### FRAGMENTO

La reforma de 2008 es híbrida, ambigua, como la cabeza de Jano: con dos rostros. Tiene un componente muy positivo, renovador, de mejoramiento de la justicia, y otro muy cuestionable, muy oscuro, de reducción y supresión de garantías. Mucha gente ha criticado el sistema de prisión preventiva y el sistema de arraigo (que es una prisión preventiva encubierta, contraventora de las garantías más elementales).

A la Constitución llegó el tema del juicio oral, que es otra cosa. Se vendió esta idea con una gran habilidad, como una especie de panacea para resolver todos los problemas. Yo recuerdo que algunos decían: “Frente al problema de los secuestros, de los homicidios, del desbordamiento de la violencia, de la delincuencia organizada, hagamos una reforma penal y establezcamos el juicio oral”. Muchos nos preguntamos: ¿qué tiene que ver el juicio oral con esos problemas? Absolutamente nada. Fue un recurso de mercadotecnia para pasar ciertas cosas en el conjunto de la reforma.

### ENTRADAS PROPORCIONADAS
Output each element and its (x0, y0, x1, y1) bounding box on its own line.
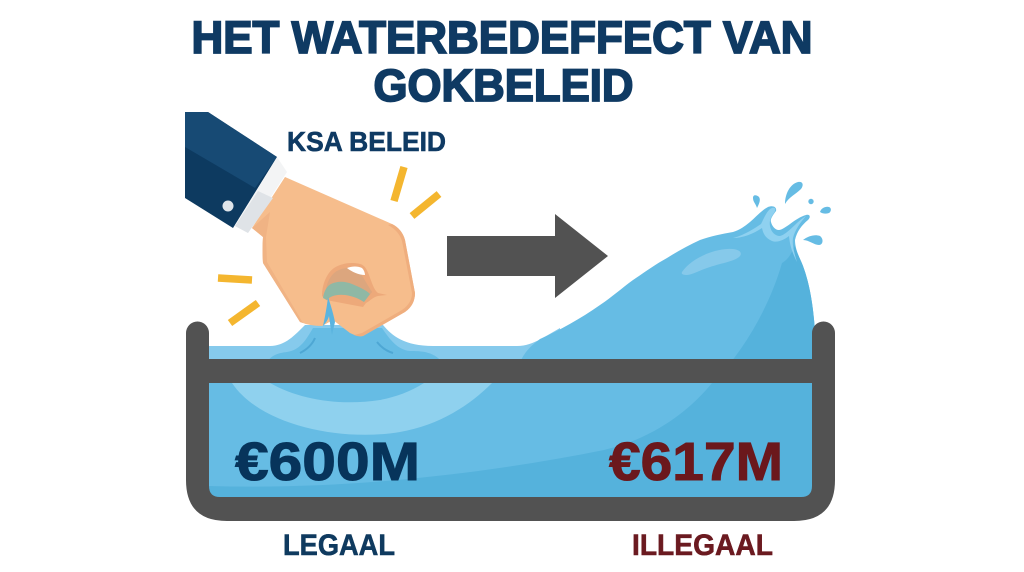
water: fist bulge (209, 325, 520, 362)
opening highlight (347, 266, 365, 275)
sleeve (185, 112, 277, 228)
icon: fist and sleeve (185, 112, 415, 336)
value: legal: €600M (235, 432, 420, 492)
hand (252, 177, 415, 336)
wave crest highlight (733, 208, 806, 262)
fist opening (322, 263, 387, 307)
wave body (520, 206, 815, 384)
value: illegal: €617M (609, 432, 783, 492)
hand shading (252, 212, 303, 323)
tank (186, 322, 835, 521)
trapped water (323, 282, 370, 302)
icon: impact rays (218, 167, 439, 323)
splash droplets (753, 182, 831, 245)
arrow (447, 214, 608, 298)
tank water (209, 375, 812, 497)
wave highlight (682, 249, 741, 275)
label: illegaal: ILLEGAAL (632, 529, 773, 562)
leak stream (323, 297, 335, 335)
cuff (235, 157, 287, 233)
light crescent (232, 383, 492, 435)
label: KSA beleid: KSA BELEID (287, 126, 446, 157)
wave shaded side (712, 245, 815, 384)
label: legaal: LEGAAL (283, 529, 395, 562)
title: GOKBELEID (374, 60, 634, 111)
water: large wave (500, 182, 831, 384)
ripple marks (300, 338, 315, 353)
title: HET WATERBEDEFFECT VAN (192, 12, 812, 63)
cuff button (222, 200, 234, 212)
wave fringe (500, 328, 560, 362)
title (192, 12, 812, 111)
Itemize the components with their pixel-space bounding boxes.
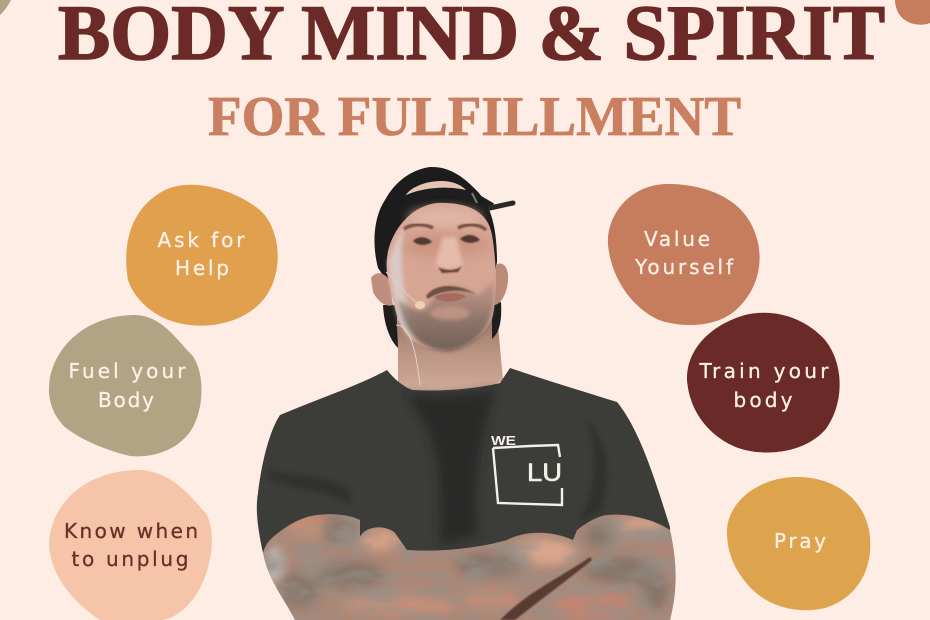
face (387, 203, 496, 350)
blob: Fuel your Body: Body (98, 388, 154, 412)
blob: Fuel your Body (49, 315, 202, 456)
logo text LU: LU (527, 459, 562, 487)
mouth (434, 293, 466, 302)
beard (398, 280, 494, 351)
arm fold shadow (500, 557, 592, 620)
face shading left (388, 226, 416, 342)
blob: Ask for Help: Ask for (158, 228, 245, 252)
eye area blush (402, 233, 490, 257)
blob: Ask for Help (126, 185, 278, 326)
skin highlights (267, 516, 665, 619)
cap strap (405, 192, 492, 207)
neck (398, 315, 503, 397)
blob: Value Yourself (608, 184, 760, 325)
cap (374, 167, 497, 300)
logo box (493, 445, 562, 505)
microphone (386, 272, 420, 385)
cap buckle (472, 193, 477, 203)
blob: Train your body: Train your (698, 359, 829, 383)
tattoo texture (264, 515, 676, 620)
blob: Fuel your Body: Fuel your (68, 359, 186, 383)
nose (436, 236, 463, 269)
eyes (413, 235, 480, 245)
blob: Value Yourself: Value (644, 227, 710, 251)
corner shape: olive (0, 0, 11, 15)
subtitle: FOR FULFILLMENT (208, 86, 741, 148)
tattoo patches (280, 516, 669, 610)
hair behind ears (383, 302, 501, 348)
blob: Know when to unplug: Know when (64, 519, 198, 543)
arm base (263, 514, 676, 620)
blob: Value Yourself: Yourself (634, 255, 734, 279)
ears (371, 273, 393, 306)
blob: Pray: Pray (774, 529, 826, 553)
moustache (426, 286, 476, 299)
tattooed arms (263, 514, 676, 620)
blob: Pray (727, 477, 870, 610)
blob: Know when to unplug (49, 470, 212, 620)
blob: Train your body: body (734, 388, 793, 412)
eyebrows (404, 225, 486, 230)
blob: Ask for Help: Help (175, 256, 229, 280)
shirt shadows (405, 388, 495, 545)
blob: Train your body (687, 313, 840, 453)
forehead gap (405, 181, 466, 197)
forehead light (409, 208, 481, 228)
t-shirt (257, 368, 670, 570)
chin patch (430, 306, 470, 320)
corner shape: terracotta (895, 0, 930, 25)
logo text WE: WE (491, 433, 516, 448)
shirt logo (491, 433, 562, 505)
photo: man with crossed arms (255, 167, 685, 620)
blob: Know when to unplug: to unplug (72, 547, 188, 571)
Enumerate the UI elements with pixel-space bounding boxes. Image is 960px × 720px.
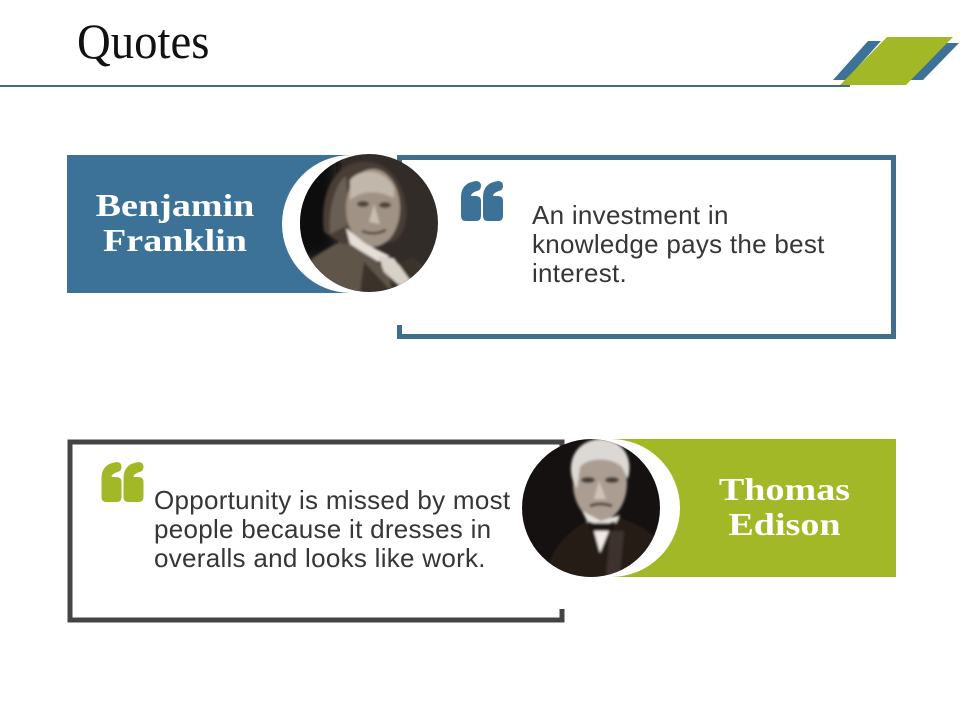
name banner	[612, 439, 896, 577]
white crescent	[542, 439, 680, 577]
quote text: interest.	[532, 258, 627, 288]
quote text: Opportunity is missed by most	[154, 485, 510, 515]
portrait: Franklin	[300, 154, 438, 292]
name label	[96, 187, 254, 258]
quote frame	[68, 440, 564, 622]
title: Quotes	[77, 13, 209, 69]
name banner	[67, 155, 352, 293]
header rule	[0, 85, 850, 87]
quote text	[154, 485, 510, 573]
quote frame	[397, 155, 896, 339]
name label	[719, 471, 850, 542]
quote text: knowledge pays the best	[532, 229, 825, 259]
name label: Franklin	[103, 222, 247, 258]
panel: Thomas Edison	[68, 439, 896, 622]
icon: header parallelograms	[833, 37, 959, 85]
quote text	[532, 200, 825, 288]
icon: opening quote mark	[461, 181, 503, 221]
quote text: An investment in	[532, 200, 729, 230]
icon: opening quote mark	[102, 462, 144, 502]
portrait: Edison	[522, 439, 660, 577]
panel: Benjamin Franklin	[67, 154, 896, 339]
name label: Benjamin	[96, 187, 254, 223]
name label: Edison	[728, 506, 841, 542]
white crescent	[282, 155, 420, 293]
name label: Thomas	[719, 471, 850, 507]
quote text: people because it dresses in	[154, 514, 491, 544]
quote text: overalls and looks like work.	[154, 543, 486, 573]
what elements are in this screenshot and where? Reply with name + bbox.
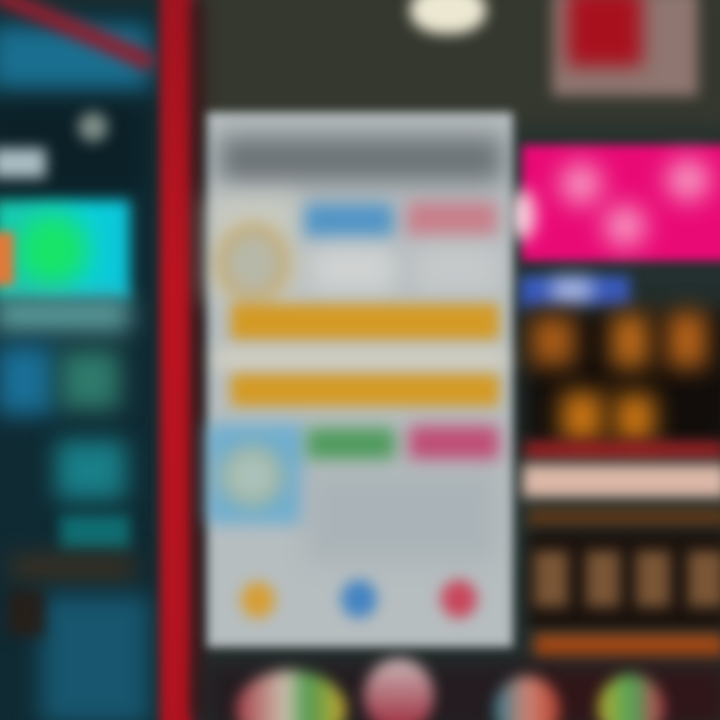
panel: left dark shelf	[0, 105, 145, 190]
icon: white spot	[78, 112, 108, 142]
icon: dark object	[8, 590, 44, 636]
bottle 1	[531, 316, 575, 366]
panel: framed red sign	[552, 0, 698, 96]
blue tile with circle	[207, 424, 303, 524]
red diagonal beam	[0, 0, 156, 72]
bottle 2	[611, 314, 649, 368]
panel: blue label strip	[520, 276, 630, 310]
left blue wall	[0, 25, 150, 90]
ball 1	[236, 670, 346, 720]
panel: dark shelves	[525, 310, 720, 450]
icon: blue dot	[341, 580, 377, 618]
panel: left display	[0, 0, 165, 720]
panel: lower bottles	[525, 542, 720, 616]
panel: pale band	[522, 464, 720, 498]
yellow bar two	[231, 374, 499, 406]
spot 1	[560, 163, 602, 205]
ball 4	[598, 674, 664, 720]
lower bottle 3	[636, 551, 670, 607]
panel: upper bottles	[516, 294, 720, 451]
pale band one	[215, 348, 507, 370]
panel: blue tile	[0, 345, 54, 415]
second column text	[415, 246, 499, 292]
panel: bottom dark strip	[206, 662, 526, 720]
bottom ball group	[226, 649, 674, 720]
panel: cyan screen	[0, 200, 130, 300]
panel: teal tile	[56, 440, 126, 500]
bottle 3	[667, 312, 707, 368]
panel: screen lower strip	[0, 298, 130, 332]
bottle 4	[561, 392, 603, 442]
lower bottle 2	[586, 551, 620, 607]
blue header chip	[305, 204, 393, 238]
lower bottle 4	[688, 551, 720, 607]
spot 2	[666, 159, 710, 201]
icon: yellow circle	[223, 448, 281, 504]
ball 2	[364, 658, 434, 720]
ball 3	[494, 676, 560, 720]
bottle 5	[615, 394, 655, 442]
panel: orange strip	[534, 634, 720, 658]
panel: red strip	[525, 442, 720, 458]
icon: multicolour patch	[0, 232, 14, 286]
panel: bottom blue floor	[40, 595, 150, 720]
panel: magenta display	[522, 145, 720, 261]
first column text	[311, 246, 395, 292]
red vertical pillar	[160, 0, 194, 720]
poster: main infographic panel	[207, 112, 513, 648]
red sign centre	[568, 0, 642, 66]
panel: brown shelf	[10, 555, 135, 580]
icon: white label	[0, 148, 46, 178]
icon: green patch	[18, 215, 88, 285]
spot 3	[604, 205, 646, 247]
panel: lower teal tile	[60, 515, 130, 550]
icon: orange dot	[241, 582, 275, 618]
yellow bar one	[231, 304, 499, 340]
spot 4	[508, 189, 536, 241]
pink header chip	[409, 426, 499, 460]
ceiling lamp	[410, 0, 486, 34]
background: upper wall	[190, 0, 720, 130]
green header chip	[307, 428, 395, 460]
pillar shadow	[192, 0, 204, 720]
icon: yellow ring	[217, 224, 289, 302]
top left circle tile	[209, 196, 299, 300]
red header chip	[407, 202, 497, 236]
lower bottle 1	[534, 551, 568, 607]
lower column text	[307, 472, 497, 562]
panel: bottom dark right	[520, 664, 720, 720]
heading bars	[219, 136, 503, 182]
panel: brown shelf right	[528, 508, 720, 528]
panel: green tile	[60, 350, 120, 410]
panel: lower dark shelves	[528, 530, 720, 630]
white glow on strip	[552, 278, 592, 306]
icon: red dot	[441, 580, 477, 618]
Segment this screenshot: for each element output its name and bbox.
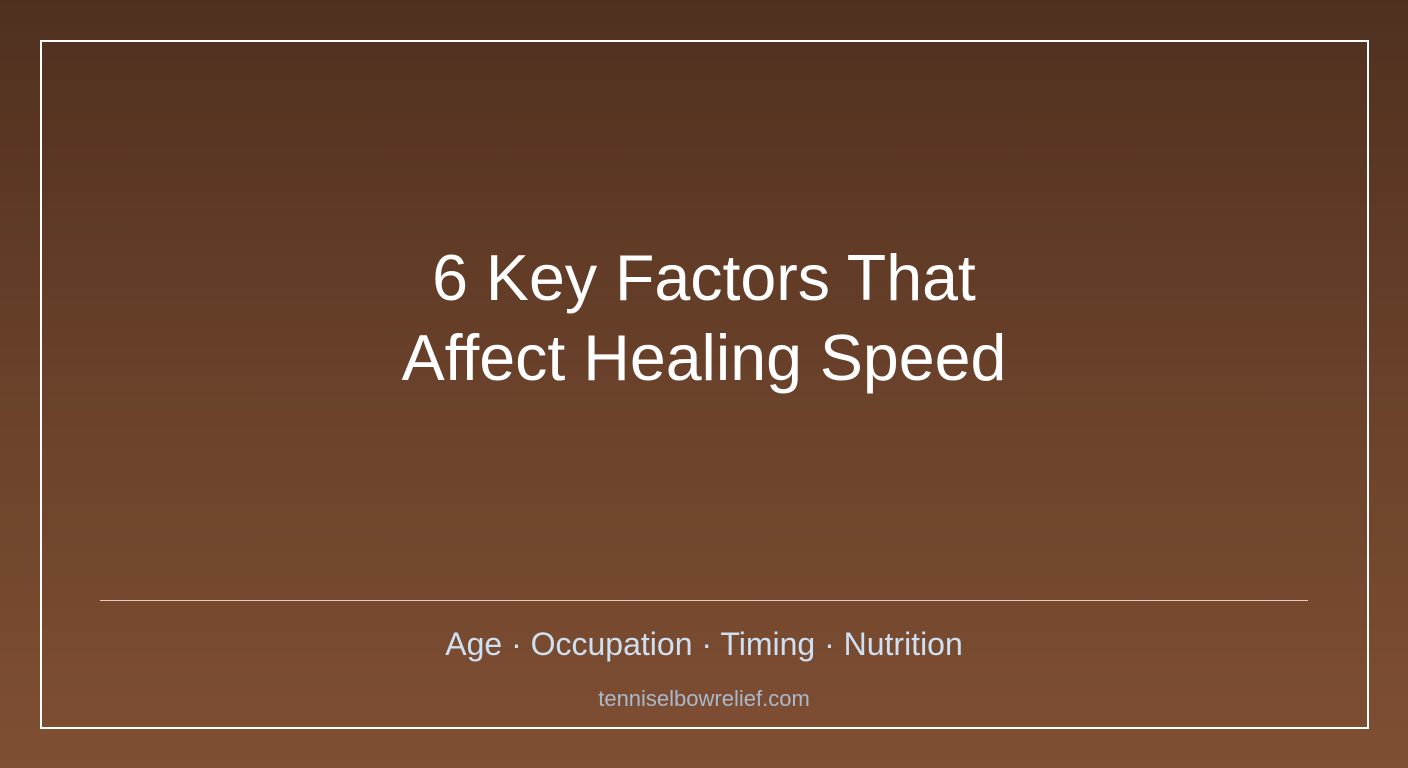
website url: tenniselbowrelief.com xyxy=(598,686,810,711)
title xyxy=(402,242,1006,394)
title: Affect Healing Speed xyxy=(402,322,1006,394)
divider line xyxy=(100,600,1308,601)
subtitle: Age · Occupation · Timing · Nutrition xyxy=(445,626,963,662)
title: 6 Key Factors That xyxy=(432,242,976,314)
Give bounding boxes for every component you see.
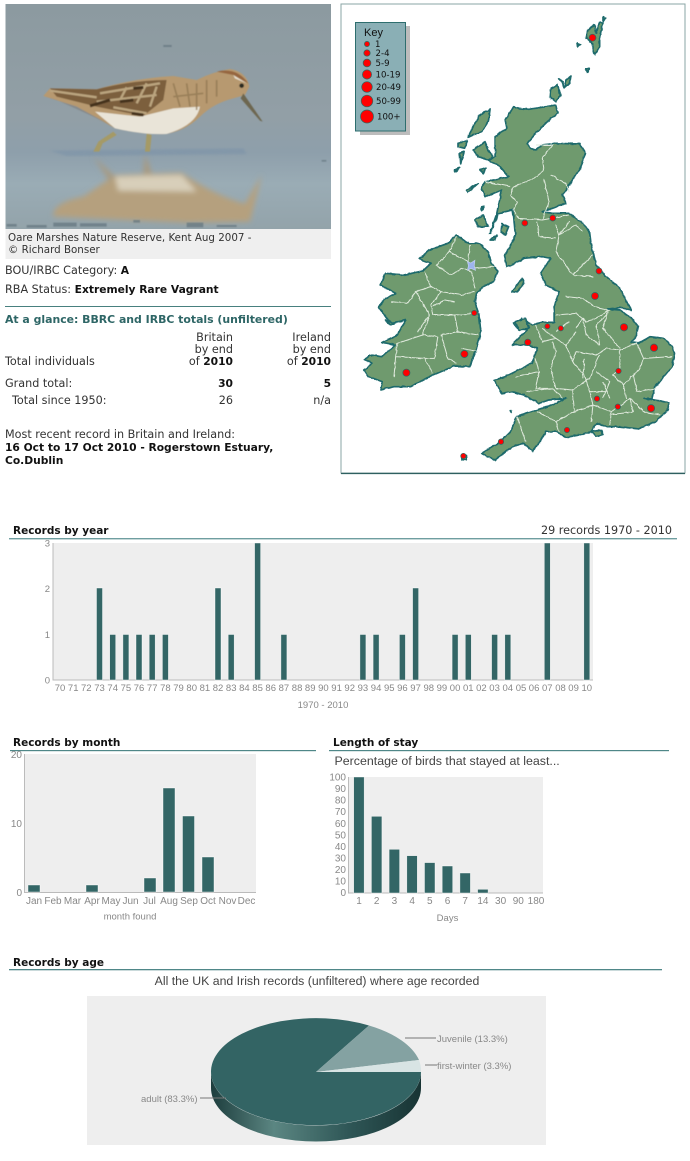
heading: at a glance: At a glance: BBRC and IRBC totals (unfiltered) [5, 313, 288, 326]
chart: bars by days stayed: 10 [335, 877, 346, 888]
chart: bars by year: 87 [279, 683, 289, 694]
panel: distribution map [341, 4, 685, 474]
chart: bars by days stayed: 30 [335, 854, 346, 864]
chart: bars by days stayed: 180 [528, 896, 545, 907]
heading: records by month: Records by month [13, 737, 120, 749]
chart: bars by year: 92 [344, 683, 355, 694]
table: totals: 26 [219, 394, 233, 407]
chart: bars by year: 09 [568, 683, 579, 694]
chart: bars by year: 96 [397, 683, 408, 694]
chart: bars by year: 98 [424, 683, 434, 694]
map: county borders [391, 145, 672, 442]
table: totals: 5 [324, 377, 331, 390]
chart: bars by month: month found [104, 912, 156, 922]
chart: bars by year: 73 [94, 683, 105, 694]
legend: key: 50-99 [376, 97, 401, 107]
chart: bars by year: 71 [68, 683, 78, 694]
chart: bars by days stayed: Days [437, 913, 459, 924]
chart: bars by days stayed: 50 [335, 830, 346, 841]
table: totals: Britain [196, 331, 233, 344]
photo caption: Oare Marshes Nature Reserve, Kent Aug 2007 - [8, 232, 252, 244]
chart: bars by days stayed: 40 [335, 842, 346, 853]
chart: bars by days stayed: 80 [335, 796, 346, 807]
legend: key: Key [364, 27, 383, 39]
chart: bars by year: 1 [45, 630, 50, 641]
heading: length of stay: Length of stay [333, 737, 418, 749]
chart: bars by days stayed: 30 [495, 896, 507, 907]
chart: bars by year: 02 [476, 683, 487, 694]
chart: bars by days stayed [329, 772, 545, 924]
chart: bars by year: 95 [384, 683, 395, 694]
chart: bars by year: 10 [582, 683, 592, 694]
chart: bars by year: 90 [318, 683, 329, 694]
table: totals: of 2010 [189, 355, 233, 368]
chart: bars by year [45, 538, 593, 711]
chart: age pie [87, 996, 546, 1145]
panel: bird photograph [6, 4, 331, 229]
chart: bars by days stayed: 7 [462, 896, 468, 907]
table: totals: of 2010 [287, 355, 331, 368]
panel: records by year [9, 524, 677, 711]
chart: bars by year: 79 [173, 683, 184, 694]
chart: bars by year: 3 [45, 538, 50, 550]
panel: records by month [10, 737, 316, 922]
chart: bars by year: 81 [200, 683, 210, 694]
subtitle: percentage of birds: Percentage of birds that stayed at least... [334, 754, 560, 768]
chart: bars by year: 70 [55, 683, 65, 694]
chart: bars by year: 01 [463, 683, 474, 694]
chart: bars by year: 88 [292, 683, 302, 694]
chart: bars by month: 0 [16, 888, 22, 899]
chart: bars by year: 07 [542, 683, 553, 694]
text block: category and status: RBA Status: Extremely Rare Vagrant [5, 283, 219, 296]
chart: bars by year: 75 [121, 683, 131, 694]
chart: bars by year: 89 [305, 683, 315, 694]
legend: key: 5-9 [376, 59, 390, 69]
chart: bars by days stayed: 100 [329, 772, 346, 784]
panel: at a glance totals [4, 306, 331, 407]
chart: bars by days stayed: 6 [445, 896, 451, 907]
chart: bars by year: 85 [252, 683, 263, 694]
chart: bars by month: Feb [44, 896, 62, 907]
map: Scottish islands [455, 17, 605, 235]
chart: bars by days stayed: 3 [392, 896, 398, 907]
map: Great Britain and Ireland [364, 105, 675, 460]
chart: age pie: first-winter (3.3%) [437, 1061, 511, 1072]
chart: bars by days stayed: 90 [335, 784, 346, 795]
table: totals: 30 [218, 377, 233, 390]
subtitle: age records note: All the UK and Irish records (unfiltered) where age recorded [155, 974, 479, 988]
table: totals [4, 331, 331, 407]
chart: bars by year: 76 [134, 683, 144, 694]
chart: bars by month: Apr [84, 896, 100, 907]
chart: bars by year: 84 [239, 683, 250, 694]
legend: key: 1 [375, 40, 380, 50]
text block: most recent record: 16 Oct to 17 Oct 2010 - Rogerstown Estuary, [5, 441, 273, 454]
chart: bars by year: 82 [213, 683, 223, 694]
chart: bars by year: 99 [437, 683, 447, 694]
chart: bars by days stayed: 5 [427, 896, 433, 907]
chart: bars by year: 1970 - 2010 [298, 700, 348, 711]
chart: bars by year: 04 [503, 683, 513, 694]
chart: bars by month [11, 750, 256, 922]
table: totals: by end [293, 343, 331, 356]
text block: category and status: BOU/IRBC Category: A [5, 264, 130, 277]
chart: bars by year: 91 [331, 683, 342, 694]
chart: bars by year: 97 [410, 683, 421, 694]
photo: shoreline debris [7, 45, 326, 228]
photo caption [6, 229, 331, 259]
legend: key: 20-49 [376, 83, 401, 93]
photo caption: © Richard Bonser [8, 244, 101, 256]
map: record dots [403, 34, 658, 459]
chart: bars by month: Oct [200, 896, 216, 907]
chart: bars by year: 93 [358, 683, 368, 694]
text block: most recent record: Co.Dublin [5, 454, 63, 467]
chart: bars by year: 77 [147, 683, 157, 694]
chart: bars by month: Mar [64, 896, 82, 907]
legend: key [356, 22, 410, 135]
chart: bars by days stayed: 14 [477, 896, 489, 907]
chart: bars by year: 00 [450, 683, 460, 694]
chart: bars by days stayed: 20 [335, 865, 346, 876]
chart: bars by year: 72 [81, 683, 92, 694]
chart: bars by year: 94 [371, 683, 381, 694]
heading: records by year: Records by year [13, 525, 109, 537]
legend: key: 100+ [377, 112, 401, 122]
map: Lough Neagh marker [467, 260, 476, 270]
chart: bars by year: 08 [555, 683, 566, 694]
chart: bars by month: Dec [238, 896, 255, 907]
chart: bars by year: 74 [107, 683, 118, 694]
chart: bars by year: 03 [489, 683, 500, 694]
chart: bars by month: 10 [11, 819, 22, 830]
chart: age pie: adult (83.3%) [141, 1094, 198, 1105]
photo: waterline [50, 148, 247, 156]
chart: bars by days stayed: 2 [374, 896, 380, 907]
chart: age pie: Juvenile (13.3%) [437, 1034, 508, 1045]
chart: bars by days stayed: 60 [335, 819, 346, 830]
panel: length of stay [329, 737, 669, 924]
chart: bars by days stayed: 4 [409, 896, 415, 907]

### INSTRUCCIONES DE TRABAJO
1. Indica, por favor, si cada afirmación concuerda con el fragmento: (a) la reforma de 2008 tiene un solo rostro, enteramente positivo; (b) el arraigo es una prisión preventiva encubierta; (c) el juicio oral guarda estrecha relación con los secuestros y los homicidios. Responde sí o no y cita textualmente las palabras del fragmento que lo deciden.
2. Según el fragmento, ¿con qué figura se compara la reforma de 2008?
3. Devuelve sin cambios el pasaje del fragmento comprendido entre "La reforma de" y "garantías más elementales).", ambos incluidos.

### SOLUCIONES
1.
(a) No: "es híbrida, ambigua, como la cabeza de Jano: con dos rostros."
(b) Sí: "que es una prisión preventiva encubierta, contraventora de las garantías más elementales"
(c) No: "¿qué tiene que ver el juicio oral con esos problemas? Absolutamente nada."

2. Con la cabeza de Jano, que tiene dos rostros.

3.
La reforma de 2008 es híbrida, ambigua, como la cabeza de Jano: con dos rostros. Tiene un componente muy positivo, renovador, de mejoramiento de la justicia, y otro muy cuestionable, muy oscuro, de reducción y supresión de garantías. Mucha gente ha criticado el sistema de prisión preventiva y el sistema de arraigo (que es una prisión preventiva encubierta, contraventora de las garantías más elementales).